Monday, November 25, 2019

Hope for the Hopeless at Holiday Time....

One of the reasons why so many of us dread the holiday season is because we hate having to "play the game" of everything's just fine and peachy within our family system---when we know it's not.  Yeah well, welcome to the real world.   Nobody's family is perfect enough...and neither are we.  We have all fallen and fall short of any sort of "ideal";  perhaps this is the year you can extend some much-needed grace to yourself and practice kindness from the inside out!

And what does THAT mean?

When I first got into therapy in my early 30's...all I knew was that I was fast to heat up---and slow to cool down.  I rarely started drama, but I sure knew how to finish it.  I find that somewhat hilarious to think about now, because where did most of my perceived "drama" originate?  Inside my own head of course!  As such, if you rolled your eyes at me back then, "you" started the drama with me in that moment!  Perhaps  you were merely checking to see if there was a brain up inside there...how did I know?  (LOL!)  In other words, if you looked at me funny...if you ignored me when I expected you not to...if you said something and I took it personally...the DRAMA WAS ON!

Bounding box prediction data:
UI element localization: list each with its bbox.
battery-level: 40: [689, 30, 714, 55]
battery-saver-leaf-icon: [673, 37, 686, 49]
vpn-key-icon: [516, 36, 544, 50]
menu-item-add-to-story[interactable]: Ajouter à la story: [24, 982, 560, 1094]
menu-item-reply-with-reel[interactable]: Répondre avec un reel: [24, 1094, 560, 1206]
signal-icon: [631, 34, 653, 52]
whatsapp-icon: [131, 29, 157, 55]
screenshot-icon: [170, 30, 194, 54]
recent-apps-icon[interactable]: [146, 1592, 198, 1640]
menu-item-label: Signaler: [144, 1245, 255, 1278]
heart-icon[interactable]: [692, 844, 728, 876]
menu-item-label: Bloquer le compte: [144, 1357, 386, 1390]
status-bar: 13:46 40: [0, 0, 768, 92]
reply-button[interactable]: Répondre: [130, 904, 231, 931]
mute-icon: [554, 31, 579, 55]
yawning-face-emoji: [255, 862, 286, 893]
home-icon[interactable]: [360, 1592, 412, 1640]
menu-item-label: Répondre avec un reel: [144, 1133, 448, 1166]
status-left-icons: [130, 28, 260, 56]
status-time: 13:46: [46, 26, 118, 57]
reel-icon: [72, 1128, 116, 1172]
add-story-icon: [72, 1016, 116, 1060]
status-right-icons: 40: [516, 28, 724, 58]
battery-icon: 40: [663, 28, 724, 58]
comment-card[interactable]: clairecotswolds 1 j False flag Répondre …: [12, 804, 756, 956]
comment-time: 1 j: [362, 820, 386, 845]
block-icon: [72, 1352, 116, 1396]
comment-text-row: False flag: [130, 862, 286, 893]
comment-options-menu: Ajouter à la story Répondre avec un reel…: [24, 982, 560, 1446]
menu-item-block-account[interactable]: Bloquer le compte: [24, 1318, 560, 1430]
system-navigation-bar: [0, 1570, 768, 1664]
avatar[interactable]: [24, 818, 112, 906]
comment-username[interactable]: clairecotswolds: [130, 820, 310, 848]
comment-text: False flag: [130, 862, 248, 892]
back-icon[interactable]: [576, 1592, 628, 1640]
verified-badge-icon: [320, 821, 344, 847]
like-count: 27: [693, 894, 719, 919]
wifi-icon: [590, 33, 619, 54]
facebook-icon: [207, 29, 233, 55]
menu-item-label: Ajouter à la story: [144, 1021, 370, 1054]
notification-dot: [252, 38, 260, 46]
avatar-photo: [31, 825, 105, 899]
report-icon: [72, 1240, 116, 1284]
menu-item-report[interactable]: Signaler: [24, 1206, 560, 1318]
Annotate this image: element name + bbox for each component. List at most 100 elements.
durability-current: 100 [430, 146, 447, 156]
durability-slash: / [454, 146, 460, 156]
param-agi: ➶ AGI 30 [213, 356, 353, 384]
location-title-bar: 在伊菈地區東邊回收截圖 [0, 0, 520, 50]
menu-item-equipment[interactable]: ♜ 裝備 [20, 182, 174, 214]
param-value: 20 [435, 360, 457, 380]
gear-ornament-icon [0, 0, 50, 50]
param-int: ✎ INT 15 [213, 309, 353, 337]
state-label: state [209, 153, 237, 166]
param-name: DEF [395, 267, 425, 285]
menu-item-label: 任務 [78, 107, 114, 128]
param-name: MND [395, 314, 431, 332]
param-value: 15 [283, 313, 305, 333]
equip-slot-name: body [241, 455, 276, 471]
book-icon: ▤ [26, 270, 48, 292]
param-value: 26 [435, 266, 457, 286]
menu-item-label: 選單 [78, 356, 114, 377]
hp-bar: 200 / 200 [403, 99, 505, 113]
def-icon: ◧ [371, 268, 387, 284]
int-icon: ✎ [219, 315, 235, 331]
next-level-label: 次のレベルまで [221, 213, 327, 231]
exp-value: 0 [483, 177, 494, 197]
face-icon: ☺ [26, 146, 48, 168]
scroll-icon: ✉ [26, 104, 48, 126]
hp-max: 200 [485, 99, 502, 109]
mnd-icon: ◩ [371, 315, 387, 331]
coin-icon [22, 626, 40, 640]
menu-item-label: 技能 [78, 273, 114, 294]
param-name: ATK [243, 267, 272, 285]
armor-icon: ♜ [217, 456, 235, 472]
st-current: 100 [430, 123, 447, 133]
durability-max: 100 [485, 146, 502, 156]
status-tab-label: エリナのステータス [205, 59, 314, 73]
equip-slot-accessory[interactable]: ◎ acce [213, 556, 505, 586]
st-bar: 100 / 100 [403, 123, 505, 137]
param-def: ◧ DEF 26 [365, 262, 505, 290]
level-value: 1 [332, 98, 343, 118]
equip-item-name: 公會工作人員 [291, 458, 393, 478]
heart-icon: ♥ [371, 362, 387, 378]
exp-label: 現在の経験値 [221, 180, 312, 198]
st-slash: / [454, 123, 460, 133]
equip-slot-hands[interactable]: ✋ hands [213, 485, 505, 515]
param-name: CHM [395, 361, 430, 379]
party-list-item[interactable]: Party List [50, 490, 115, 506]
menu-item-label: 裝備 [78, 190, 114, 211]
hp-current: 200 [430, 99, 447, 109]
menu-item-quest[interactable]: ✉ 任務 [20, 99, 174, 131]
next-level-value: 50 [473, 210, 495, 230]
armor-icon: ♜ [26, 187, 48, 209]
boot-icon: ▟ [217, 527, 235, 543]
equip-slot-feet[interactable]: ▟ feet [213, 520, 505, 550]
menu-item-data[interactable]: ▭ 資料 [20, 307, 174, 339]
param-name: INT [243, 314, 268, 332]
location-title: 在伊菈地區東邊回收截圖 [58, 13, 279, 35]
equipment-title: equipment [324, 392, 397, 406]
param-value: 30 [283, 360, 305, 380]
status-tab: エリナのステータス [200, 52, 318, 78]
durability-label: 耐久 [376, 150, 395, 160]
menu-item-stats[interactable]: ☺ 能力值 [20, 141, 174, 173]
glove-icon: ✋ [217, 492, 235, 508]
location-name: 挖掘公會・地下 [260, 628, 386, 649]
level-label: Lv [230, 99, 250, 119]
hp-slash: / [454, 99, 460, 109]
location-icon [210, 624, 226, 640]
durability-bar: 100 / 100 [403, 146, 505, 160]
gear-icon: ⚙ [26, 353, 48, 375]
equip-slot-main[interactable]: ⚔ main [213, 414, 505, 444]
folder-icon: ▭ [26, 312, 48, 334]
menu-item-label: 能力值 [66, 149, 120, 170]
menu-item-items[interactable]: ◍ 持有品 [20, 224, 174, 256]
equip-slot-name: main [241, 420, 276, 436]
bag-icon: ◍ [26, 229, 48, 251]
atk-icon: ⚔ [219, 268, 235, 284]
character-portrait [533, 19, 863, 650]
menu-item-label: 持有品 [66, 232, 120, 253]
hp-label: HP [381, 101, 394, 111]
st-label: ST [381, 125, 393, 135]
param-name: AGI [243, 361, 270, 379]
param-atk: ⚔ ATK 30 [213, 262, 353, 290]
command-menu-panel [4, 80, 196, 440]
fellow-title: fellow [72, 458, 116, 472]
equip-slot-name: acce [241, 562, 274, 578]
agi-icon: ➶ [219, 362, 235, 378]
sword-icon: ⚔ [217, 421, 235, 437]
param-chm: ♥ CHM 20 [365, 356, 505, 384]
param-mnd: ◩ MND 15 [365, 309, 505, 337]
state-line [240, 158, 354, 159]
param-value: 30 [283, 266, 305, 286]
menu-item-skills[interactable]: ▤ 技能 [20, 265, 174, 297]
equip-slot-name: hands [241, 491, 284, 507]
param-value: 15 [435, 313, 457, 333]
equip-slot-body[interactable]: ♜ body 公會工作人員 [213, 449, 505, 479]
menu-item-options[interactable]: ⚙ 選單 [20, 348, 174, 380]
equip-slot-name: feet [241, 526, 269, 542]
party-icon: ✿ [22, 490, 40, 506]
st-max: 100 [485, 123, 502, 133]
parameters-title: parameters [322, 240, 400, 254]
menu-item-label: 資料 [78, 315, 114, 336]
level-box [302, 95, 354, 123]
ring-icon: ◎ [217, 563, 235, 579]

TASK DETAILS → Reproduce the holiday blog post verbatim, starting at "Hope for the" and ending at "does THAT mean?". You won't need the records for this work.

EXERCISE OUTPUT →
Hope for the Hopeless at Holiday Time....

One of the reasons why so many of us dread the holiday season is because we hate having to "play the game" of everything's just fine and peachy within our family system---when we know it's not.  Yeah well, welcome to the real world.   Nobody's family is perfect enough...and neither are we.  We have all fallen and fall short of any sort of "ideal";  perhaps this is the year you can extend some much-needed grace to yourself and practice kindness from the inside out!

And what does THAT mean?